## Figure record listings
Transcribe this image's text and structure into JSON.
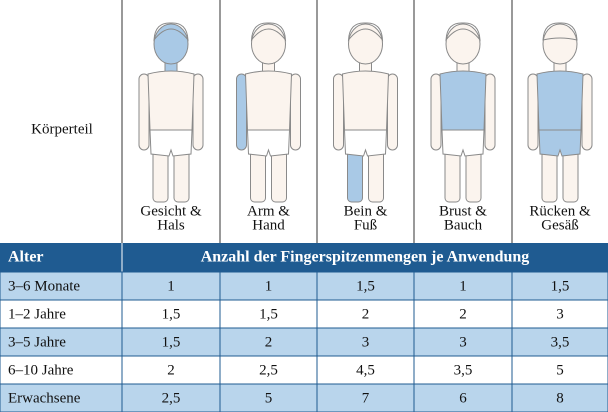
{
  "header": {
    "row_label": "Körperteil",
    "body_parts": [
      [
        "Gesicht &",
        "Hals"
      ],
      [
        "Arm &",
        "Hand"
      ],
      [
        "Bein &",
        "Fuß"
      ],
      [
        "Brust &",
        "Bauch"
      ],
      [
        "Rücken &",
        "Gesäß"
      ]
    ]
  },
  "table": {
    "columns": [
      "Alter",
      "Anzahl der Fingerspitzenmengen je Anwendung"
    ],
    "rows": [
      [
        "3–6 Monate",
        "1",
        "1",
        "1,5",
        "1",
        "1,5"
      ],
      [
        "1–2 Jahre",
        "1,5",
        "1,5",
        "2",
        "2",
        "3"
      ],
      [
        "3–5 Jahre",
        "1,5",
        "2",
        "3",
        "3",
        "3,5"
      ],
      [
        "6–10 Jahre",
        "2",
        "2,5",
        "4,5",
        "3,5",
        "5"
      ],
      [
        "Erwachsene",
        "2,5",
        "5",
        "7",
        "6",
        "8"
      ]
    ]
  }
}
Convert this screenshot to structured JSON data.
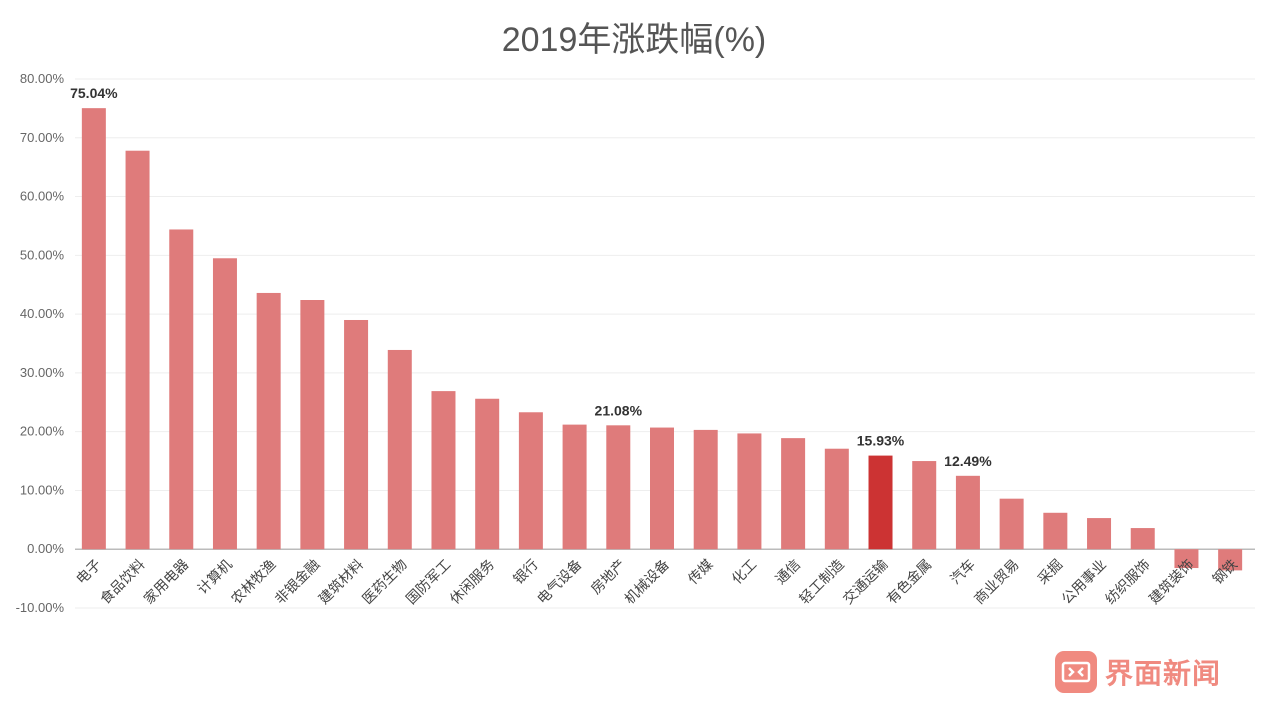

## WHAT NEEDS TO BE DONE
Your task is to reproduce all of the material exactly. The pictures stay out.

## OUTPUT FOR THIS EXERCISE
Transcribe this image's text and structure into JSON.
{
  "header": {
    "row_label": "Körperteil",
    "body_parts": [
      [
        "Gesicht &",
        "Hals"
      ],
      [
        "Arm &",
        "Hand"
      ],
      [
        "Bein &",
        "Fuß"
      ],
      [
        "Brust &",
        "Bauch"
      ],
      [
        "Rücken &",
        "Gesäß"
      ]
    ]
  },
  "table": {
    "columns": [
      "Alter",
      "Anzahl der Fingerspitzenmengen je Anwendung"
    ],
    "rows": [
      [
        "3–6 Monate",
        "1",
        "1",
        "1,5",
        "1",
        "1,5"
      ],
      [
        "1–2 Jahre",
        "1,5",
        "1,5",
        "2",
        "2",
        "3"
      ],
      [
        "3–5 Jahre",
        "1,5",
        "2",
        "3",
        "3",
        "3,5"
      ],
      [
        "6–10 Jahre",
        "2",
        "2,5",
        "4,5",
        "3,5",
        "5"
      ],
      [
        "Erwachsene",
        "2,5",
        "5",
        "7",
        "6",
        "8"
      ]
    ]
  }
}
Convert this screenshot to structured JSON data.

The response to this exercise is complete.